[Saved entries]
--- start ---
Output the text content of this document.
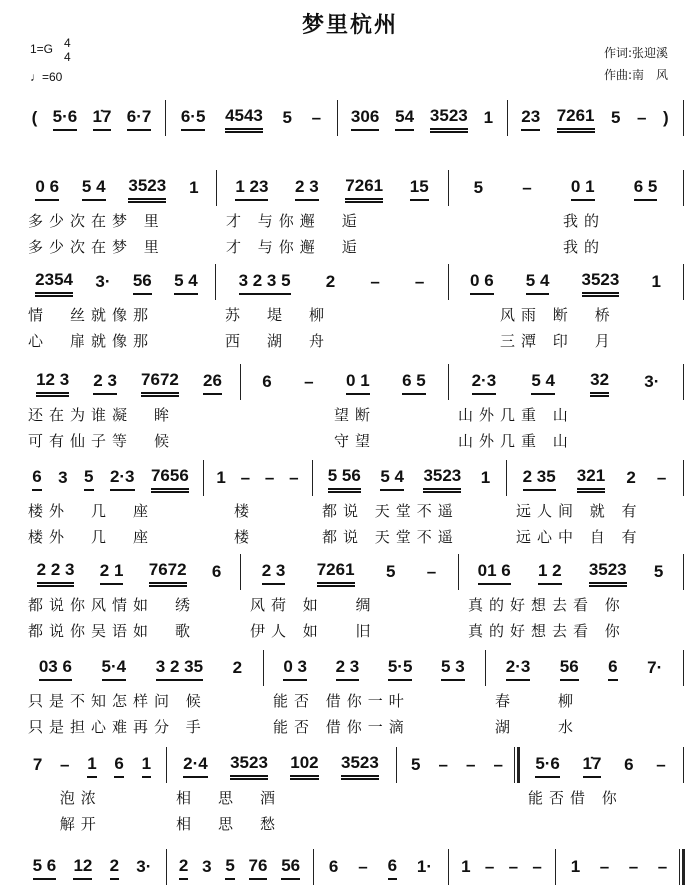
梦里杭州
1=G 4
4
♩=60
作词:张迎溪
作曲:南　风
( 5·6 1̇7 6·7 6·5 4543 5 – 306 54 3523 1 23 7261 5 – )
0 6 5 4 3523 1 1 23 2 3 7261 15	5 – 0 1 6 5
多少次在梦 里	才 与你邂　逅	　　　　　我的
多少次在梦 里	才 与你邂　逅	　　　　　我的
2354 3· 56 5 4 3 2 3 5 2 – –	0 6 5 4 3523 1
情　丝就像那	苏　堤　柳	　　风雨 断　桥
心　扉就像那	西　湖　舟	　　三潭 印　月
12 3 2 3 7672 26 6 – 0 1 6 5	2·3 5 4 32 3·
还在为谁凝　眸	　　　　望断	山外几重 山
可有仙子等　候	　　　　守望	山外几重 山
6 3 5 2·3 7656 1 – – – 5 56 5 4 3523 1 2 35 321 2 –
楼外　几　座	　楼	都说 天堂不遥	远人间 就 有
楼外　几　座	　楼	都说 天堂不遥	远心中 自 有
2 2 3 2 1 7672 6 2 3 7261 5 – 01 6 1 2 3523 5
都说你风情如　绣	风荷 如　 绸	真的好想去看 你
都说你吴语如　歌	伊人 如　 旧	真的好想去看 你
03 6 5·4 3 2 35 2 0 3 2 3 5·5 5 3 2·3 56 6 7·
只是不知怎样问 候	能否 借你一叶	春　　柳
只是担心难再分 手	能否 借你一滴	湖　　水
7 – 1 6 1 2·4 3523 102 3523 5 – – – 5·6 1̇7 6 –
　 泡浓	相　思　酒	能否借 你
　 解开	相　思　愁
5 6 12 2 3· 2 3 5 76 56 6 – 6 1· 1 – – – 1 – – –
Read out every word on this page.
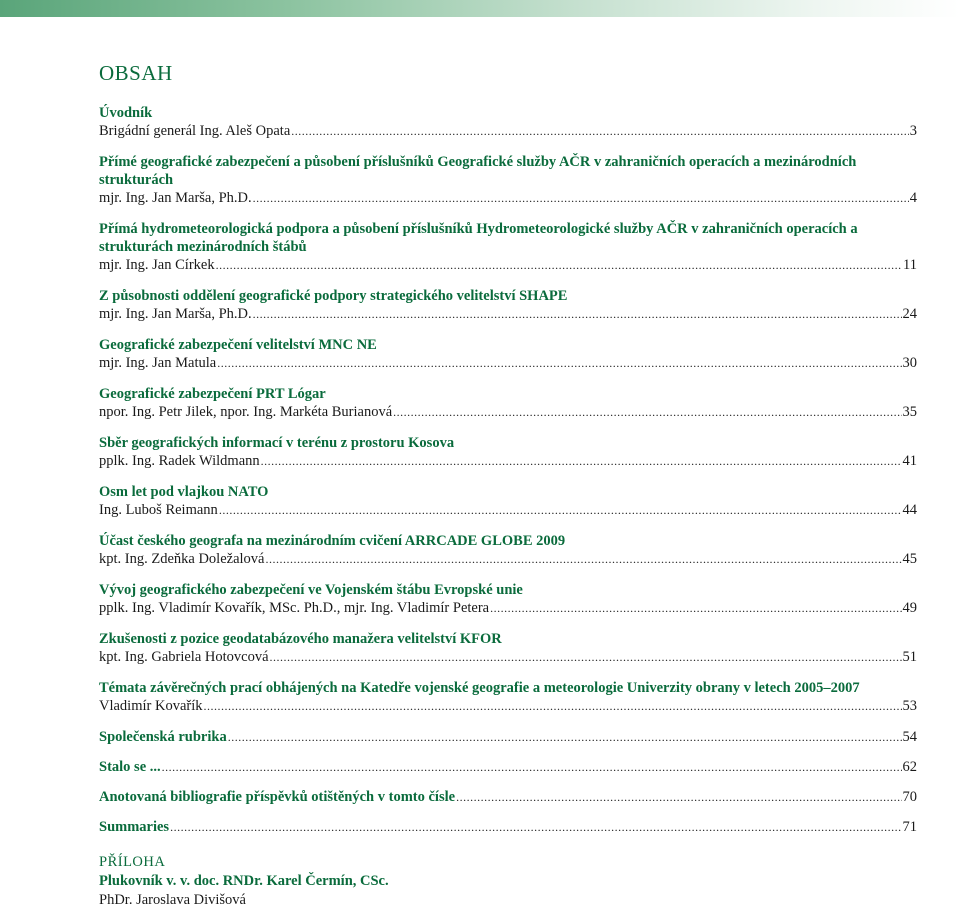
OBSAH
Úvodník
Brigádní generál Ing. Aleš Opata .....	3
Přímé geografické zabezpečení a působení příslušníků Geografické služby AČR v zahraničních operacích a mezinárodních strukturách
mjr. Ing. Jan Marša, Ph.D. .....	4
Přímá hydrometeorologická podpora a působení příslušníků Hydrometeorologické služby AČR v zahraničních operacích a strukturách mezinárodních štábů
mjr. Ing. Jan Církek .....	11
Z působnosti oddělení geografické podpory strategického velitelství SHAPE
mjr. Ing. Jan Marša, Ph.D. .....	24
Geografické zabezpečení velitelství MNC NE
mjr. Ing. Jan Matula .....	30
Geografické zabezpečení PRT Lógar
npor. Ing. Petr Jilek, npor. Ing. Markéta Burianová .....	35
Sběr geografických informací v terénu z prostoru Kosova
pplk. Ing. Radek Wildmann .....	41
Osm let pod vlajkou NATO
Ing. Luboš Reimann .....	44
Účast českého geografa na mezinárodním cvičení ARRCADE GLOBE 2009
kpt. Ing. Zdeňka Doležalová .....	45
Vývoj geografického zabezpečení ve Vojenském štábu Evropské unie
pplk. Ing. Vladimír Kovařík, MSc. Ph.D., mjr. Ing. Vladimír Petera .....	49
Zkušenosti z pozice geodatabázového manažera velitelství KFOR
kpt. Ing. Gabriela Hotovcová .....	51
Témata závěrečných prací obhájených na Katedře vojenské geografie a meteorologie Univerzity obrany v letech 2005–2007
Vladimír Kovařík .....	53
Společenská rubrika .....	54
Stalo se ... .....	62
Anotovaná bibliografie příspěvků otištěných v tomto čísle .....	70
Summaries .....	71
PŘÍLOHA
Plukovník v. v. doc. RNDr. Karel Čermín, CSc.
PhDr. Jaroslava Divišová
--- end ---
• _WHAT TO PRODUCE_
Copy each line from the data above that includes "Marša".

• _OUTPUT FOR THIS EXERCISE_
mjr. Ing. Jan Marša, Ph.D. .....	4
mjr. Ing. Jan Marša, Ph.D. .....	24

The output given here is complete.